§ **Prompt**
Every line of the data that contains the string "JSON" must be copied.

= = =

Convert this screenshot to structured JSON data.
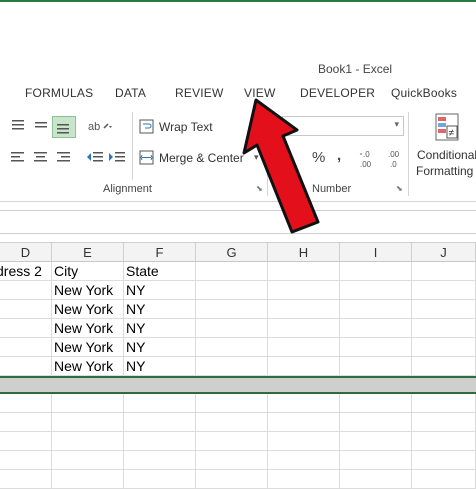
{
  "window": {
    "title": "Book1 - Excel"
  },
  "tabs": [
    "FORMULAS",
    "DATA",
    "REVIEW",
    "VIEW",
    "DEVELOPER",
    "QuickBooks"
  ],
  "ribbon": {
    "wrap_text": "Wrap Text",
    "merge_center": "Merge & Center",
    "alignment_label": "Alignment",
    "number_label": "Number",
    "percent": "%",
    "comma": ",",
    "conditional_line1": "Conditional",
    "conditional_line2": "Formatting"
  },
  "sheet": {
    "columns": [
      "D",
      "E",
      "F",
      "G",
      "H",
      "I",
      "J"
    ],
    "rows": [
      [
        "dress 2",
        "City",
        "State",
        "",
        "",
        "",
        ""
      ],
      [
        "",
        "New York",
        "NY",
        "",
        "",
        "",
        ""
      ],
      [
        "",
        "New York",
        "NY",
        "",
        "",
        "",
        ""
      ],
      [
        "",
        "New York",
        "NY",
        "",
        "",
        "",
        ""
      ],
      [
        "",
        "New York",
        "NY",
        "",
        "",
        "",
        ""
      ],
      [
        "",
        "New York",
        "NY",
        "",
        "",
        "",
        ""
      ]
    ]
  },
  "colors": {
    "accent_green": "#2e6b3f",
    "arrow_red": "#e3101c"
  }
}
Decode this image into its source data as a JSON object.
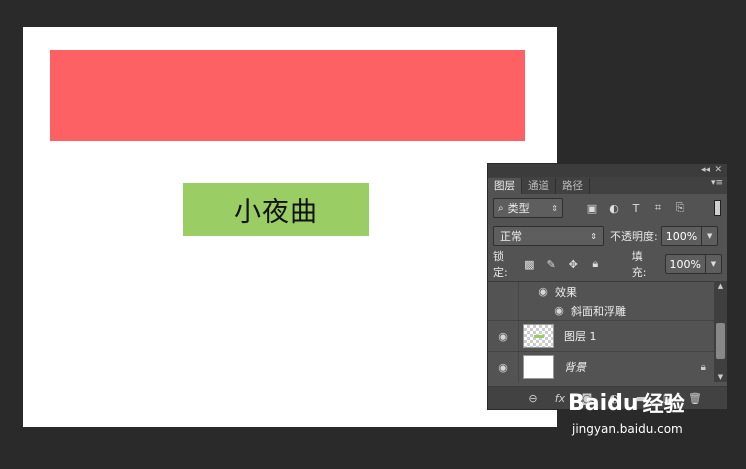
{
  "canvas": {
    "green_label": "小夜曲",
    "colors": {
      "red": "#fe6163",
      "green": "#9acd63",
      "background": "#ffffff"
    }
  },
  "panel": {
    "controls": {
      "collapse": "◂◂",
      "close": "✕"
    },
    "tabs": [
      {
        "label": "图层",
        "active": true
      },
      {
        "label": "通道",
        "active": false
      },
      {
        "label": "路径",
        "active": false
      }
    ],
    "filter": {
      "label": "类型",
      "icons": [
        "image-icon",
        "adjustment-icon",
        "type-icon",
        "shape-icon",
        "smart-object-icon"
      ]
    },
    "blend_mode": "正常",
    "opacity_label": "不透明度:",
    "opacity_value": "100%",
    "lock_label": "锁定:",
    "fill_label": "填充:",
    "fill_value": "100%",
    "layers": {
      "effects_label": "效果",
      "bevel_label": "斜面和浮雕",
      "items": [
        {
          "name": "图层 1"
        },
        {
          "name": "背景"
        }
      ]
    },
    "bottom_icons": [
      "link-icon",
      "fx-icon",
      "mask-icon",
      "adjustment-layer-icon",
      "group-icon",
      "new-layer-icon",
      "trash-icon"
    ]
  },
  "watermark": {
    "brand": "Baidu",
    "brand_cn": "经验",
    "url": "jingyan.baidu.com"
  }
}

= = =

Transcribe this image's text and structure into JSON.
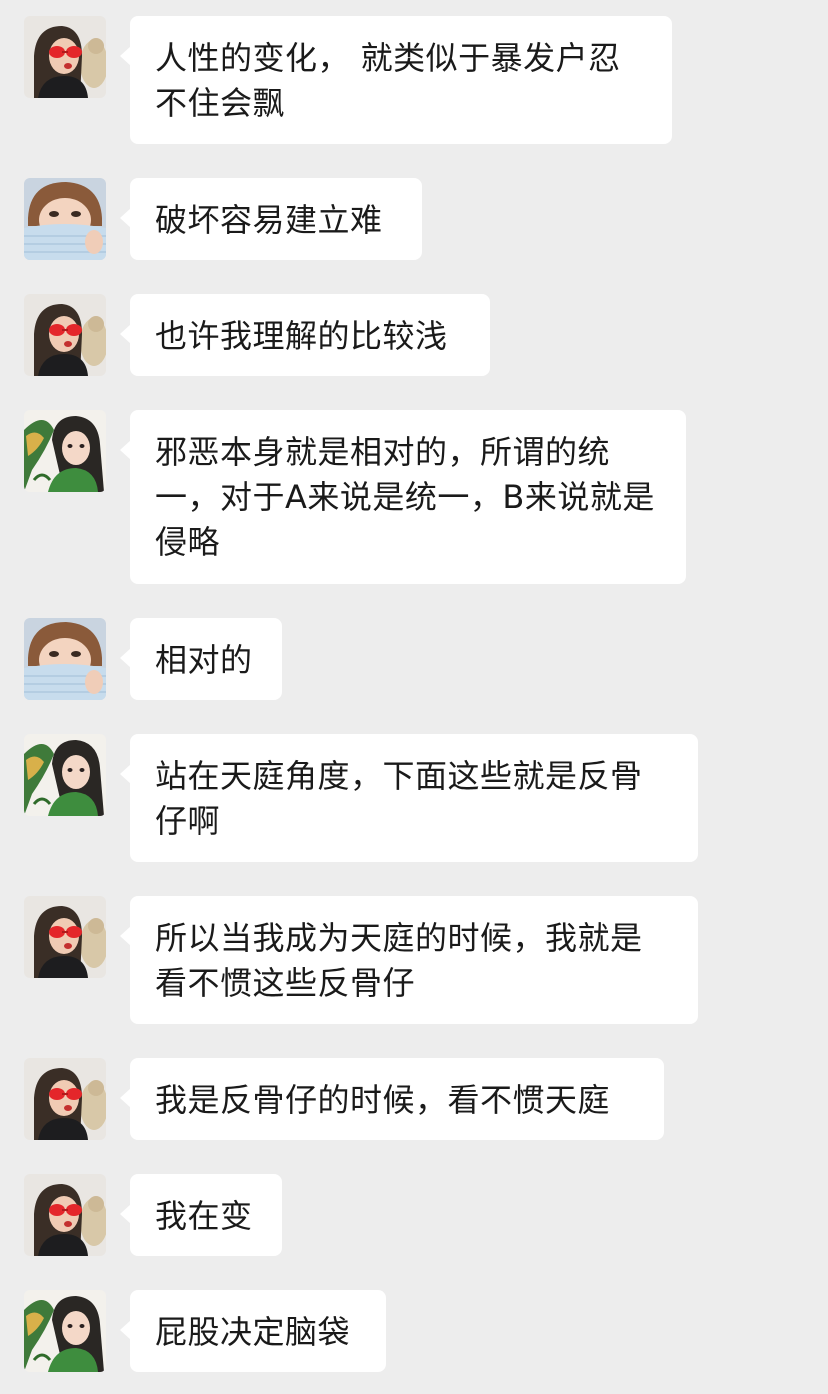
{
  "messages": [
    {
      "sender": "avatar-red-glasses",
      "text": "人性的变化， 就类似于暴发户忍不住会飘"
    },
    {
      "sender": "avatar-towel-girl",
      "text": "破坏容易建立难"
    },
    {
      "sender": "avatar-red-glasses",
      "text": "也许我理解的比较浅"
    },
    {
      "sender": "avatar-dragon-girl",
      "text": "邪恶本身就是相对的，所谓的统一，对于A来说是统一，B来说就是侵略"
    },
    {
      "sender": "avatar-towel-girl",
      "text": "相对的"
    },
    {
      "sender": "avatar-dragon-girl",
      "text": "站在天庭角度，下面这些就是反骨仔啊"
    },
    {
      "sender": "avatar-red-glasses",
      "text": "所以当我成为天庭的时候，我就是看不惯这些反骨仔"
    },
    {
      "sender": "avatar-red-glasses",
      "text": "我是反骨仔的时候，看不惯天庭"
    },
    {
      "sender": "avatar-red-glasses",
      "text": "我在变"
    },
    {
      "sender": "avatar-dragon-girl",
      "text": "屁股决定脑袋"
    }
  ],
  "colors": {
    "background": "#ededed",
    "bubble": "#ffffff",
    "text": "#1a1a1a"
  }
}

= = =

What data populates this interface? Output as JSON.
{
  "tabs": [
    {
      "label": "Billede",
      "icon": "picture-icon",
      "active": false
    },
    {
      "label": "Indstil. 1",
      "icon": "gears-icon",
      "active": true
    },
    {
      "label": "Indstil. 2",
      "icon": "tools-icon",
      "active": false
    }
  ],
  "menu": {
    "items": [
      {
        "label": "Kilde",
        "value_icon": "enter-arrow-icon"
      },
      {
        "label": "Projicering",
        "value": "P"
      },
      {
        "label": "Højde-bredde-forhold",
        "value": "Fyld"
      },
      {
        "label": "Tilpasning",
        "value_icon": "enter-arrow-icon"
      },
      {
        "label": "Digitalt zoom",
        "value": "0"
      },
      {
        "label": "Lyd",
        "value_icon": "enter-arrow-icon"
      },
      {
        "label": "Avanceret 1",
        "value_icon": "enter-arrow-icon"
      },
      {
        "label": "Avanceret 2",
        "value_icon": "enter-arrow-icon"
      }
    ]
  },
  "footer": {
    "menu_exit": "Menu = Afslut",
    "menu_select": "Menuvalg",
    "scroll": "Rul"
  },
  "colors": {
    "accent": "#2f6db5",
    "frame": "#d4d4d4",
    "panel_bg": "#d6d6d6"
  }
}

= = =

§ **Response below**
Convert this screenshot to structured JSON data.
Decode this image into its source data as a JSON object.
Transcribe this image's text and structure into JSON.
What data populates this interface? Output as JSON.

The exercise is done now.